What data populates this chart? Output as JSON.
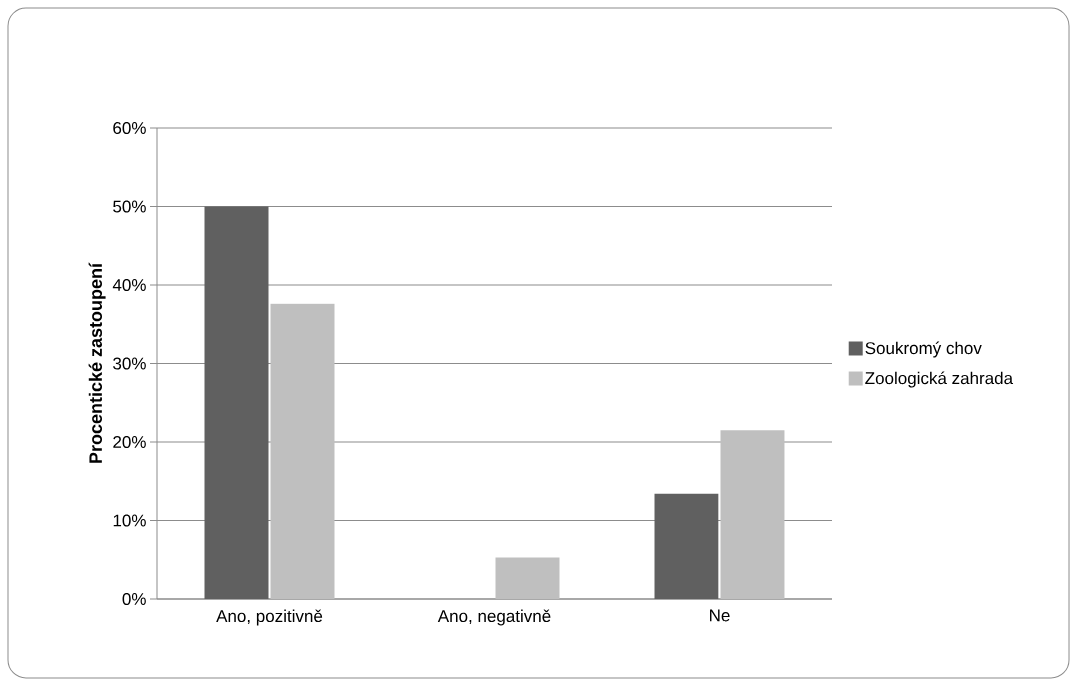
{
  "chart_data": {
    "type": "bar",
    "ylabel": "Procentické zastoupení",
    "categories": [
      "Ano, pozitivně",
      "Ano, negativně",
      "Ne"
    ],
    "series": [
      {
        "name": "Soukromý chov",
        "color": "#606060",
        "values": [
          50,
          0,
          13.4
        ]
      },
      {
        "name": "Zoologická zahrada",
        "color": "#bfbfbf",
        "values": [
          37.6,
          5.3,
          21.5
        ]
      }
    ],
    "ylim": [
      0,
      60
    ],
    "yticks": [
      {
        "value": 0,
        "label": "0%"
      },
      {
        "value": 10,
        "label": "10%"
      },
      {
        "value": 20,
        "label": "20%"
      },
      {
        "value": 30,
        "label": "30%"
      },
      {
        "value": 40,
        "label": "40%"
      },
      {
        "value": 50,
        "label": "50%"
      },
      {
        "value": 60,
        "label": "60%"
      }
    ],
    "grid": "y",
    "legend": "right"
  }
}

* * *

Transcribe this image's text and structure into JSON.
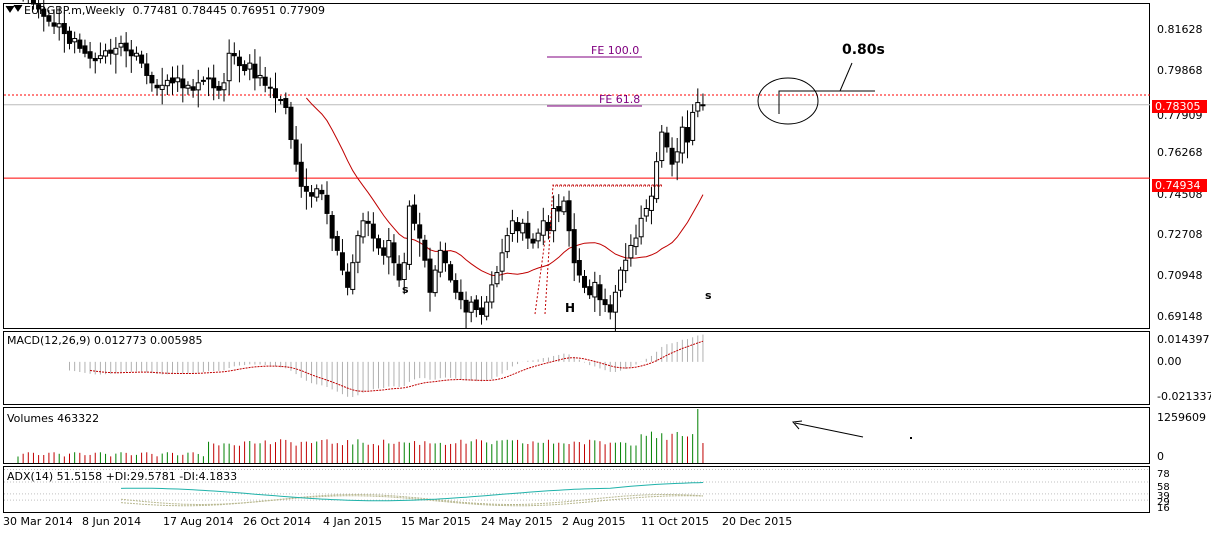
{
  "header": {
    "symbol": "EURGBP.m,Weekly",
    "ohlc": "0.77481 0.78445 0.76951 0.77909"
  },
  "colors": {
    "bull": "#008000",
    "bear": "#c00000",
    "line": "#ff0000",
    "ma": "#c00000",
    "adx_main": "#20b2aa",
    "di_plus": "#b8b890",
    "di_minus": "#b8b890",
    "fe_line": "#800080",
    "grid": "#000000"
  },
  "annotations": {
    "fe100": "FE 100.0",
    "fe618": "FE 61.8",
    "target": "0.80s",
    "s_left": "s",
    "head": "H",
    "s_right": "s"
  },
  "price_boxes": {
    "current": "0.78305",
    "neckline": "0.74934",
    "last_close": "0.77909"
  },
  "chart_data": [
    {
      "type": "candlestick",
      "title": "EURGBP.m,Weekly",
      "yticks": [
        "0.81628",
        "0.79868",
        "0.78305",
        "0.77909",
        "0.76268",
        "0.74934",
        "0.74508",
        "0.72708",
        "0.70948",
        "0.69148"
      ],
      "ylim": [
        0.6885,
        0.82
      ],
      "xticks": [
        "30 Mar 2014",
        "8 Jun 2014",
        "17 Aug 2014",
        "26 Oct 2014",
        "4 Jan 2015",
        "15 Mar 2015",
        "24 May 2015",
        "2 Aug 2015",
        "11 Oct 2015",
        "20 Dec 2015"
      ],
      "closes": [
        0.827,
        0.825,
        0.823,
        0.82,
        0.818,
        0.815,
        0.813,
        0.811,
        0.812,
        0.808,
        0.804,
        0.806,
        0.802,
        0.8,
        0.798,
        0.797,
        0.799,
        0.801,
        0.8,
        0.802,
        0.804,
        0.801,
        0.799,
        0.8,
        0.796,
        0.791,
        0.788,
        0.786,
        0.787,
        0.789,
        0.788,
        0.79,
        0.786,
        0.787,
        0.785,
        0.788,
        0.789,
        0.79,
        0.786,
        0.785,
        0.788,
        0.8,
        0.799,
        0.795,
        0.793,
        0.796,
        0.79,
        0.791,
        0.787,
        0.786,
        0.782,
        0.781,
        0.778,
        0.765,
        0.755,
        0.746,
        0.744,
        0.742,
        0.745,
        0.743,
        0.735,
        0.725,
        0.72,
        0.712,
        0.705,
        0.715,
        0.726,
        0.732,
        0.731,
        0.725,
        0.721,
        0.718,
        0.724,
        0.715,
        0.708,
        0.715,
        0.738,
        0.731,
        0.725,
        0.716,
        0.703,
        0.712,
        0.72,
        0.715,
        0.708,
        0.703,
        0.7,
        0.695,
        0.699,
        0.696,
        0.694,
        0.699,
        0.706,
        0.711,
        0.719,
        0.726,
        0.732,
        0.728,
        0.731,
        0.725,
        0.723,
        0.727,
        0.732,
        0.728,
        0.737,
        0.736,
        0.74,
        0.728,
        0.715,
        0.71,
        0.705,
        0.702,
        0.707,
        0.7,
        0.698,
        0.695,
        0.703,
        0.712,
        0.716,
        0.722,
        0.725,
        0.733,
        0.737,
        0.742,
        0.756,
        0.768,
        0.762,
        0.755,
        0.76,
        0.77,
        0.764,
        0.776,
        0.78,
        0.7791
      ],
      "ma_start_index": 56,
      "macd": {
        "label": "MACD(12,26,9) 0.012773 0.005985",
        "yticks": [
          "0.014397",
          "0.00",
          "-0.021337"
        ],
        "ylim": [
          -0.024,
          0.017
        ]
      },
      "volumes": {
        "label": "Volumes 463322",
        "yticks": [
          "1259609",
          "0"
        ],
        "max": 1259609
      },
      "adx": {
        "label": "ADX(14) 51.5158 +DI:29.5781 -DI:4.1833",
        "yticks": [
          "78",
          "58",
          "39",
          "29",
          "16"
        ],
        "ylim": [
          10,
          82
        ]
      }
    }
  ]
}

* * *

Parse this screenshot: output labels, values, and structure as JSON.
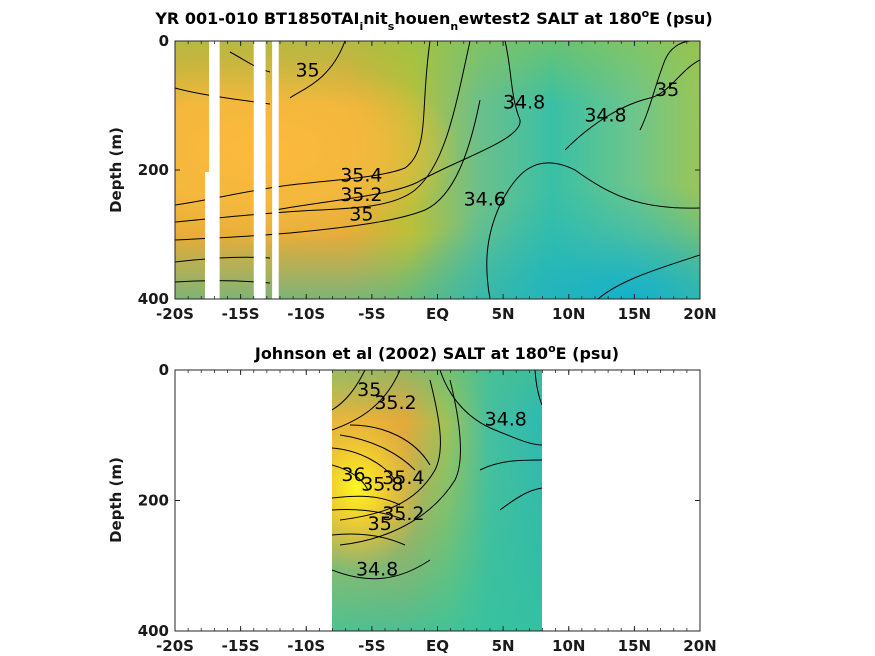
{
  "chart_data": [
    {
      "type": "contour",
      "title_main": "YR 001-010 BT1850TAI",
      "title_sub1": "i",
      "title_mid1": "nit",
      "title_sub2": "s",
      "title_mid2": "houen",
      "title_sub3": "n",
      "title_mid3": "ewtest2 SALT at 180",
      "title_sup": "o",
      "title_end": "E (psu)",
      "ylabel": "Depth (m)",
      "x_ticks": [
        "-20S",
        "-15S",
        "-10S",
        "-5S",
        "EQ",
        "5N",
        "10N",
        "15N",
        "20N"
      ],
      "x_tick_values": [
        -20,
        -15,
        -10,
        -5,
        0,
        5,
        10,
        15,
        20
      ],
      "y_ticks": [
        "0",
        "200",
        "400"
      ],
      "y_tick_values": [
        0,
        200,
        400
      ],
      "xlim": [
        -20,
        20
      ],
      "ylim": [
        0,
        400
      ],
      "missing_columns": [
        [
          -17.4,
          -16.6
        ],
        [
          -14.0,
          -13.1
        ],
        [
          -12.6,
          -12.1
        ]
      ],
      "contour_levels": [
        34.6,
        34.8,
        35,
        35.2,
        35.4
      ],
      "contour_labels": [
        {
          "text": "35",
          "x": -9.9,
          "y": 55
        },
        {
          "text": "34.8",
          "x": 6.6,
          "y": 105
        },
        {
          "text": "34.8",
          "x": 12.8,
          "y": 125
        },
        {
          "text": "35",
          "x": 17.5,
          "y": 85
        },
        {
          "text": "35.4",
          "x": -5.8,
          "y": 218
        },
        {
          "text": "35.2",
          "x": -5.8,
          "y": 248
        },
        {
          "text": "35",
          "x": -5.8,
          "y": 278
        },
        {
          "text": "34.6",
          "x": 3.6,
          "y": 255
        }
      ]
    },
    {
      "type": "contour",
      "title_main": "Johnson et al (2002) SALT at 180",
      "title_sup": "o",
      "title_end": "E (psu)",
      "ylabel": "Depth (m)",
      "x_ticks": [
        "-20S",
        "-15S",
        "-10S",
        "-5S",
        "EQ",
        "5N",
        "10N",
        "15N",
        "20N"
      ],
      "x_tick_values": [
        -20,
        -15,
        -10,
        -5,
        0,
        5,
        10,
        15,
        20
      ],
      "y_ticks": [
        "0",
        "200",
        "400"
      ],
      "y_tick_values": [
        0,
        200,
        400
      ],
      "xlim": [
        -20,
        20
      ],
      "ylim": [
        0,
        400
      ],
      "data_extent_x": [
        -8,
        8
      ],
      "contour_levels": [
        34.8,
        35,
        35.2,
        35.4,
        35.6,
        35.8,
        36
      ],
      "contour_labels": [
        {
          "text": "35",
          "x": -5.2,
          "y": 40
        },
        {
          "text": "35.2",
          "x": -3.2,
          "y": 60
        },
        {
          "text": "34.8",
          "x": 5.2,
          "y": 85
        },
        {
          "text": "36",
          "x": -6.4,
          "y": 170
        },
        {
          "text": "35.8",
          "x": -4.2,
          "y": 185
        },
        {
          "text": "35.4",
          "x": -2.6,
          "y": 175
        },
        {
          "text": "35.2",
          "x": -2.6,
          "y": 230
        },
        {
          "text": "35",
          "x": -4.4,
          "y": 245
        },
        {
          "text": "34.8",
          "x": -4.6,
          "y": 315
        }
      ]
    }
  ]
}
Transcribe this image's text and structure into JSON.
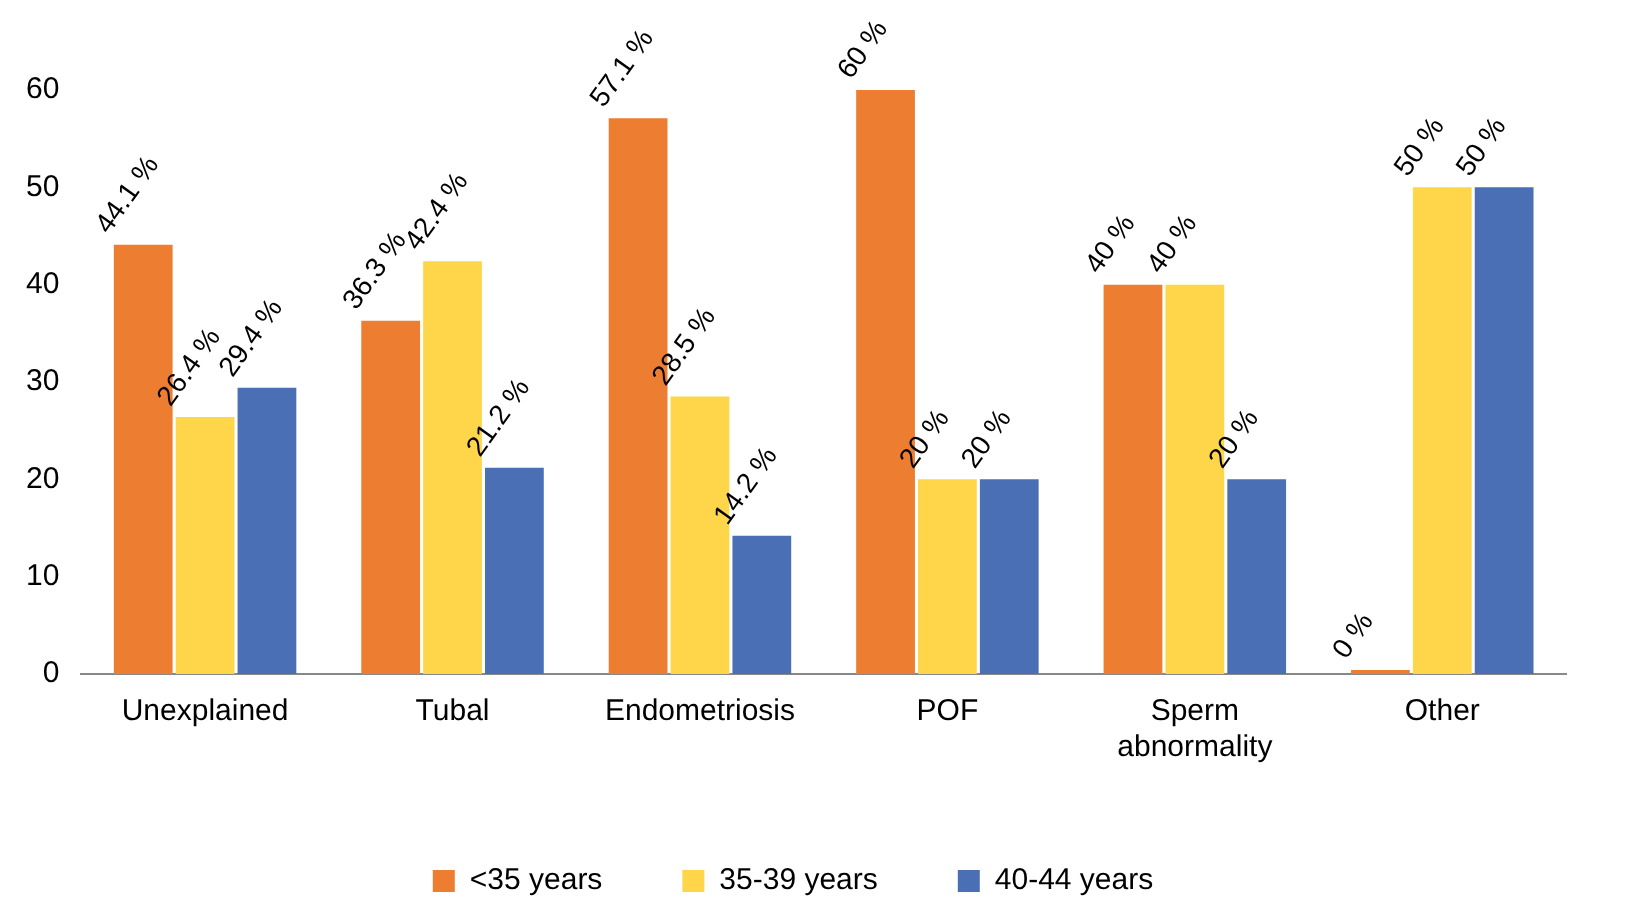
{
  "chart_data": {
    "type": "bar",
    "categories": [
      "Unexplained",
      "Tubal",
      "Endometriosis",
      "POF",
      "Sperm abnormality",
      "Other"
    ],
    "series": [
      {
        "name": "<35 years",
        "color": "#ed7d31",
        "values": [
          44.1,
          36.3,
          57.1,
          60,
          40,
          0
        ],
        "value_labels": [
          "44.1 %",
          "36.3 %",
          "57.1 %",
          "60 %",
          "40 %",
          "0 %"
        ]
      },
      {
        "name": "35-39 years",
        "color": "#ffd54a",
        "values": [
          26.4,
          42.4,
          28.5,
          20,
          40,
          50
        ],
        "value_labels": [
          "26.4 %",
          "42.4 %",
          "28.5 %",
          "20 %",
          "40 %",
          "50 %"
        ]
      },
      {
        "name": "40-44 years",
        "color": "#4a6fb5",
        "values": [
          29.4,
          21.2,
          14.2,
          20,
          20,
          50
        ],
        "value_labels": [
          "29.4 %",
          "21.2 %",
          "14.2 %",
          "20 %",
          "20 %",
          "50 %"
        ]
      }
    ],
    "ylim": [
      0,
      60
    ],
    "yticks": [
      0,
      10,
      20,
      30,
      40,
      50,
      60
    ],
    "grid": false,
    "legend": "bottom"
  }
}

# Task brief
Gather up the lines that contain the word "this".

# Written response
What data populates this chart? Output as JSON.
Transcribe this image's text and structure into JSON.
Parse this screenshot: output labels, values, and structure as JSON.
Transcribe this image's text and structure into JSON.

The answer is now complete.